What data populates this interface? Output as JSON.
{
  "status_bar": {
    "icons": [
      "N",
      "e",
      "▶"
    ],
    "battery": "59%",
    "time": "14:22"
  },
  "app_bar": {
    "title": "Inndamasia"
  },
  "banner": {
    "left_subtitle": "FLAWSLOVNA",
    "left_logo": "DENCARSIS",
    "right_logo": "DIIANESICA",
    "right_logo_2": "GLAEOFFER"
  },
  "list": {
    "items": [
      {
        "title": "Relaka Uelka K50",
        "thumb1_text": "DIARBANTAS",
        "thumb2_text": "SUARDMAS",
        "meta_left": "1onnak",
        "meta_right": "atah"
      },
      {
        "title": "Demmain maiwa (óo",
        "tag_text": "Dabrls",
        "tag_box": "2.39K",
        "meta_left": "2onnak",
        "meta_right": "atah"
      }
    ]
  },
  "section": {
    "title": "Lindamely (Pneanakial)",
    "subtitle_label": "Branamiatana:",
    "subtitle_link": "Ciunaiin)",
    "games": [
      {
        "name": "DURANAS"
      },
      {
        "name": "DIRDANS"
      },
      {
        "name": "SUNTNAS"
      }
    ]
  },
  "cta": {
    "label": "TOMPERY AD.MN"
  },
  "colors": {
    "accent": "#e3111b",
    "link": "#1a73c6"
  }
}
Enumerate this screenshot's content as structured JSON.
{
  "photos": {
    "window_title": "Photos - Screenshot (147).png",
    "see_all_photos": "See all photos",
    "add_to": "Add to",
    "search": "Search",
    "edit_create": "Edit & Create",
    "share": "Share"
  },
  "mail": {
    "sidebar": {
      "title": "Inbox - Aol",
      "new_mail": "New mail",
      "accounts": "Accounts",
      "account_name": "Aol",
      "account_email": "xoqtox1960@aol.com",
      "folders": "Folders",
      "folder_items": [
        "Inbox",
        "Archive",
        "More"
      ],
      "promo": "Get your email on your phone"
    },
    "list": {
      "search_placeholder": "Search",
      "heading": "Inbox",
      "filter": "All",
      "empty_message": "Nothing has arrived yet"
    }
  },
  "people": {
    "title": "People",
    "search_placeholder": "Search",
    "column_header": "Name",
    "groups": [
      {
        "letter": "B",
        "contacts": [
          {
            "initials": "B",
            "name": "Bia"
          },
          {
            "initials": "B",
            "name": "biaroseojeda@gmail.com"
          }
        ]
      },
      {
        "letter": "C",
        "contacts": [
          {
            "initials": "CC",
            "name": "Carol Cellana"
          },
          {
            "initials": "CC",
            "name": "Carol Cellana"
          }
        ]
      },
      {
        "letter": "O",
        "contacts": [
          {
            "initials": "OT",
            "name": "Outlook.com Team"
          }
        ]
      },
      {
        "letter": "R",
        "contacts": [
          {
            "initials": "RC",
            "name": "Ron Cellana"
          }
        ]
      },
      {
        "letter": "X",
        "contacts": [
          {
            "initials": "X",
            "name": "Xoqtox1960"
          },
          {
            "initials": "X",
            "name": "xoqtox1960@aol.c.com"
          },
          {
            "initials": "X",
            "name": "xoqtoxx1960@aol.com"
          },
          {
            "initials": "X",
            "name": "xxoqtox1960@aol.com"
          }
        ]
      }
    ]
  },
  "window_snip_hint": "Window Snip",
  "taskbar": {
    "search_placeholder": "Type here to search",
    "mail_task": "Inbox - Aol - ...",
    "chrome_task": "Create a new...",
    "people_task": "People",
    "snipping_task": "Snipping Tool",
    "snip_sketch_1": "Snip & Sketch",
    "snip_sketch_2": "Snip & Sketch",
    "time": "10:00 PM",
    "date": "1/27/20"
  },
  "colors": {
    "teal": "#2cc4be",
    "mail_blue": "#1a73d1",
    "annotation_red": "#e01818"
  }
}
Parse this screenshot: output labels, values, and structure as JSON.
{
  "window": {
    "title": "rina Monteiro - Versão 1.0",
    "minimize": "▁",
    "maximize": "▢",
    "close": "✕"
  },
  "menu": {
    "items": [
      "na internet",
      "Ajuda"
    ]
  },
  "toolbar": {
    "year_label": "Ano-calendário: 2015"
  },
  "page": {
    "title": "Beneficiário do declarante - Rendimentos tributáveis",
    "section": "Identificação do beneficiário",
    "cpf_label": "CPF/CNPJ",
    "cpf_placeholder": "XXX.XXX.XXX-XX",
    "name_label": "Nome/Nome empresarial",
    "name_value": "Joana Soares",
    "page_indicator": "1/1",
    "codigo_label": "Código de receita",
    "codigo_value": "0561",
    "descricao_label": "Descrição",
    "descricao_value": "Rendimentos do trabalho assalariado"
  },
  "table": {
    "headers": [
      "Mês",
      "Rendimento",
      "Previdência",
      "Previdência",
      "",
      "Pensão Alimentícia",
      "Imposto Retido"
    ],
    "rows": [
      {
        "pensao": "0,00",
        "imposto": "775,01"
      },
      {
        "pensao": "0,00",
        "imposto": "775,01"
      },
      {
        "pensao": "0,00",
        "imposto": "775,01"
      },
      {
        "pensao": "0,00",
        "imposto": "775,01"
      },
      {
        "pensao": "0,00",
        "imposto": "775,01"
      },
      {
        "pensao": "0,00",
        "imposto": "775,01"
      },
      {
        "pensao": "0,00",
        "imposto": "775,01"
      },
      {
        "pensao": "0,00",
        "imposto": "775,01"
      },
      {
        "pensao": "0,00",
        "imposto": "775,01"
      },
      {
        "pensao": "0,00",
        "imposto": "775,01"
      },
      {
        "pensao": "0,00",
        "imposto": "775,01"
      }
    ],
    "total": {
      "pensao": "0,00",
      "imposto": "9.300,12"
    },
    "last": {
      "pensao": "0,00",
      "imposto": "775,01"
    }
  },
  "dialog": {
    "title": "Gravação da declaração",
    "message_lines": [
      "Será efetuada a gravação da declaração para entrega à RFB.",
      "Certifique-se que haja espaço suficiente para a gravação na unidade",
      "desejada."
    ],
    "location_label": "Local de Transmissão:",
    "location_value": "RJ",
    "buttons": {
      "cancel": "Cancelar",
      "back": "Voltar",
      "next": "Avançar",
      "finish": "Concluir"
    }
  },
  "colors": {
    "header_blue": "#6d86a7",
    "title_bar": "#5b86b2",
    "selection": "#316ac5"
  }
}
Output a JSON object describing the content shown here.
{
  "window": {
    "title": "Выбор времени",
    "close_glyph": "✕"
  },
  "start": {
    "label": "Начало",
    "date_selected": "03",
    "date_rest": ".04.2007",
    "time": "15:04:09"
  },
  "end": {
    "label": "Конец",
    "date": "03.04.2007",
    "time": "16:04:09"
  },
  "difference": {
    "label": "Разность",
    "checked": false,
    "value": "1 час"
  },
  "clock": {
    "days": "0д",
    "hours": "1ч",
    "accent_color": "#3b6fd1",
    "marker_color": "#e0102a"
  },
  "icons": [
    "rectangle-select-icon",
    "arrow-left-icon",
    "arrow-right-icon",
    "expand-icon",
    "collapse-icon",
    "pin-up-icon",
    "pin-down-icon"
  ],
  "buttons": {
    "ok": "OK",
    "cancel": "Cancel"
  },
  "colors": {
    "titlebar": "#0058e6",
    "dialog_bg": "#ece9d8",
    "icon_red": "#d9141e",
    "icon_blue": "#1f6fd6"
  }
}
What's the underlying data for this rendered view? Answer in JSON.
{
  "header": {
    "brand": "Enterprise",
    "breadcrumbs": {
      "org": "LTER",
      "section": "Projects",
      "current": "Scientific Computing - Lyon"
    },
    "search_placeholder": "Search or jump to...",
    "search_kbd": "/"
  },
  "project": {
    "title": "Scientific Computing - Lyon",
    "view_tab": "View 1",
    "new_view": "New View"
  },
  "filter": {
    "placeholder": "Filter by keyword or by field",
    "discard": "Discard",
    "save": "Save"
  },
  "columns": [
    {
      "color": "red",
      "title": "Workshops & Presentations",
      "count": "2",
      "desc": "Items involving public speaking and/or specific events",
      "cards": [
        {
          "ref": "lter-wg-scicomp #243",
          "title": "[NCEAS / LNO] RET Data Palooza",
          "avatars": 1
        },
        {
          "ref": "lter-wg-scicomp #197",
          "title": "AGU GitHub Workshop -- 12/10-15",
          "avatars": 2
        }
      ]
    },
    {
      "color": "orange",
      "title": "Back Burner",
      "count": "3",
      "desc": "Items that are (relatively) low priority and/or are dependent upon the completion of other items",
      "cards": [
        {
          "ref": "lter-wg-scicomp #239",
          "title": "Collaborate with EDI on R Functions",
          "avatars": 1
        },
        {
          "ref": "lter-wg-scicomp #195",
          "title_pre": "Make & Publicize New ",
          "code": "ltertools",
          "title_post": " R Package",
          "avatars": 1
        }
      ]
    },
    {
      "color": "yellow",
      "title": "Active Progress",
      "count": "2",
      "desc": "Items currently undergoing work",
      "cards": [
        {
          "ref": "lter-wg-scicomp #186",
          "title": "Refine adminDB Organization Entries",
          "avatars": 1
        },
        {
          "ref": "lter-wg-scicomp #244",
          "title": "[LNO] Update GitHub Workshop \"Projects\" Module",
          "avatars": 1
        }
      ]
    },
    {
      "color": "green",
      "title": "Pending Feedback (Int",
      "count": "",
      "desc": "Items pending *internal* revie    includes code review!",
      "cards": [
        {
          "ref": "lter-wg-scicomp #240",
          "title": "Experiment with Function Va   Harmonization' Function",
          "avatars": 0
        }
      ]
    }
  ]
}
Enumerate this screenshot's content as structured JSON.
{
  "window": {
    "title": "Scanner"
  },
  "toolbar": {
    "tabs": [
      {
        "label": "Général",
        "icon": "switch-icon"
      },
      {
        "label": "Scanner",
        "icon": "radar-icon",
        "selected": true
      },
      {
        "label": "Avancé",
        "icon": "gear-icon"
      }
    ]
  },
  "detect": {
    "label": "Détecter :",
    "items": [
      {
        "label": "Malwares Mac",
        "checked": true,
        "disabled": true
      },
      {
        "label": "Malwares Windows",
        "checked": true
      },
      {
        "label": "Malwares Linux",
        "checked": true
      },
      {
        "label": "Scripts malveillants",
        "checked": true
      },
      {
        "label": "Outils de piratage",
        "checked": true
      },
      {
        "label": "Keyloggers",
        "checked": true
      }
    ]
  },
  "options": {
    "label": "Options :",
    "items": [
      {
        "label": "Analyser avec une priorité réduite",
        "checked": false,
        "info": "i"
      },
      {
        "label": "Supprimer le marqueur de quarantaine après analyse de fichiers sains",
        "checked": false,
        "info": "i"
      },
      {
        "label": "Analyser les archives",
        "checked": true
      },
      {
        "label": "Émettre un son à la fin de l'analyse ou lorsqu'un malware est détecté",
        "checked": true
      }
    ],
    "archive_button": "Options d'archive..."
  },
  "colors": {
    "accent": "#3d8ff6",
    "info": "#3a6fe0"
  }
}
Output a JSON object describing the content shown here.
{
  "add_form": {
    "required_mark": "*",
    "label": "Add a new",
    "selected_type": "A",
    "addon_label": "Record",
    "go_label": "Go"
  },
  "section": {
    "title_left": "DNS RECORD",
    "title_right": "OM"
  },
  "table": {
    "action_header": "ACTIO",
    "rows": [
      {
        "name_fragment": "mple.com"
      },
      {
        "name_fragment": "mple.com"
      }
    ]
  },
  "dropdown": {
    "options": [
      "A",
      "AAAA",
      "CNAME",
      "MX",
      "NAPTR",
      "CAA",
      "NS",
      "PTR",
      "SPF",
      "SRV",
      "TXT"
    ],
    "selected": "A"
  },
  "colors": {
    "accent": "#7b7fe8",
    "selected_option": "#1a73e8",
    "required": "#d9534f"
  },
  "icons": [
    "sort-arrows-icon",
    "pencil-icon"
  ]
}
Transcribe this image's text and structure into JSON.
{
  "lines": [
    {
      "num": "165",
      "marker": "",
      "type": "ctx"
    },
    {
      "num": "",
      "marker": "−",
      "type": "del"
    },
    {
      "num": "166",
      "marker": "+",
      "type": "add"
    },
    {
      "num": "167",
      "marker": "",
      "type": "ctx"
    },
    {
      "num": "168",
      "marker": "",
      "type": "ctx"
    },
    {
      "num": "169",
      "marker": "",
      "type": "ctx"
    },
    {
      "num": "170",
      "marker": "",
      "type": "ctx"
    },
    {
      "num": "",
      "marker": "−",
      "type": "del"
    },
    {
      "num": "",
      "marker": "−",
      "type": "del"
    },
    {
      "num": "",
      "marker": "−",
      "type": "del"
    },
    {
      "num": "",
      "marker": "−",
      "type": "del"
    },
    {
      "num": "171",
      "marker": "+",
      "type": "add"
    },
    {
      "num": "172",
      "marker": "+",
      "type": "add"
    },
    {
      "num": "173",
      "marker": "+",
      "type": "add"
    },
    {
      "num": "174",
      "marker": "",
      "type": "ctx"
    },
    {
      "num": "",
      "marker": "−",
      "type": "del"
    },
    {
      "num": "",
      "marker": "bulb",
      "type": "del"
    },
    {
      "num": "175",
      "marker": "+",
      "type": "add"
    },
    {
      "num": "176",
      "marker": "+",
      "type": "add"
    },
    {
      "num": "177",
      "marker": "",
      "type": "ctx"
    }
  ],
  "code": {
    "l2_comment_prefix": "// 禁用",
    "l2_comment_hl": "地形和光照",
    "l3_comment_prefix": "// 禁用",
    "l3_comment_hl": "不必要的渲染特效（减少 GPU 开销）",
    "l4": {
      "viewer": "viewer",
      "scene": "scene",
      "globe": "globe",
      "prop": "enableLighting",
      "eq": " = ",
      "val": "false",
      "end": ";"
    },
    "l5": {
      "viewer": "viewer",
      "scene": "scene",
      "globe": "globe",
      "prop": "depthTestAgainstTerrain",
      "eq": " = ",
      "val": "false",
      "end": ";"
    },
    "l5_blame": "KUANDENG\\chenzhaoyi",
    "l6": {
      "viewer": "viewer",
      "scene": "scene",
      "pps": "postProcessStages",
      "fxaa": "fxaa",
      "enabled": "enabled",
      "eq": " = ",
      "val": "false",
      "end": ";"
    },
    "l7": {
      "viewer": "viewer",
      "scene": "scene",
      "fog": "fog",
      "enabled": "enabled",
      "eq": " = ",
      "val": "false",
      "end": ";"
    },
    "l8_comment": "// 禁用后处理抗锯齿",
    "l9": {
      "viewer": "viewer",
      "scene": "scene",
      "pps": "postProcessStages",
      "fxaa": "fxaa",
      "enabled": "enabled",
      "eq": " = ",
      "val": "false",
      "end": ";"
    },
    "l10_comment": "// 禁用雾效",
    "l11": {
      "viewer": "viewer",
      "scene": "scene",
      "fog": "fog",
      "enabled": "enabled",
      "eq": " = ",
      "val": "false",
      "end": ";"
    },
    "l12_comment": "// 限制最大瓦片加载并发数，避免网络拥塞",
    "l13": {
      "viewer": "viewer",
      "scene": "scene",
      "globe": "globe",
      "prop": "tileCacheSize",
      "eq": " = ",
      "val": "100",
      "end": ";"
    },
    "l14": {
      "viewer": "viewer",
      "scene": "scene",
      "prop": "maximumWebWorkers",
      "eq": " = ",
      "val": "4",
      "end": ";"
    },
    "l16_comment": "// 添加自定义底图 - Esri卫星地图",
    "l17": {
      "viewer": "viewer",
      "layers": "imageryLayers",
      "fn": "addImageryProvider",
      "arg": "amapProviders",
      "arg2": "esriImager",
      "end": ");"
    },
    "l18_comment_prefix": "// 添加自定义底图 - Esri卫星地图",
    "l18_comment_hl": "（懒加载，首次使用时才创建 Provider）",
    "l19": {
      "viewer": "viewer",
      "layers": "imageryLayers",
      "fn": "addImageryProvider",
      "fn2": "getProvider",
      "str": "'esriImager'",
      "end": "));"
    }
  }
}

_ _ _

▶ **Set task**
Only the number is wanted: count the lines of the records that hold the word "GitHub".

▶ **Answer to the task**
2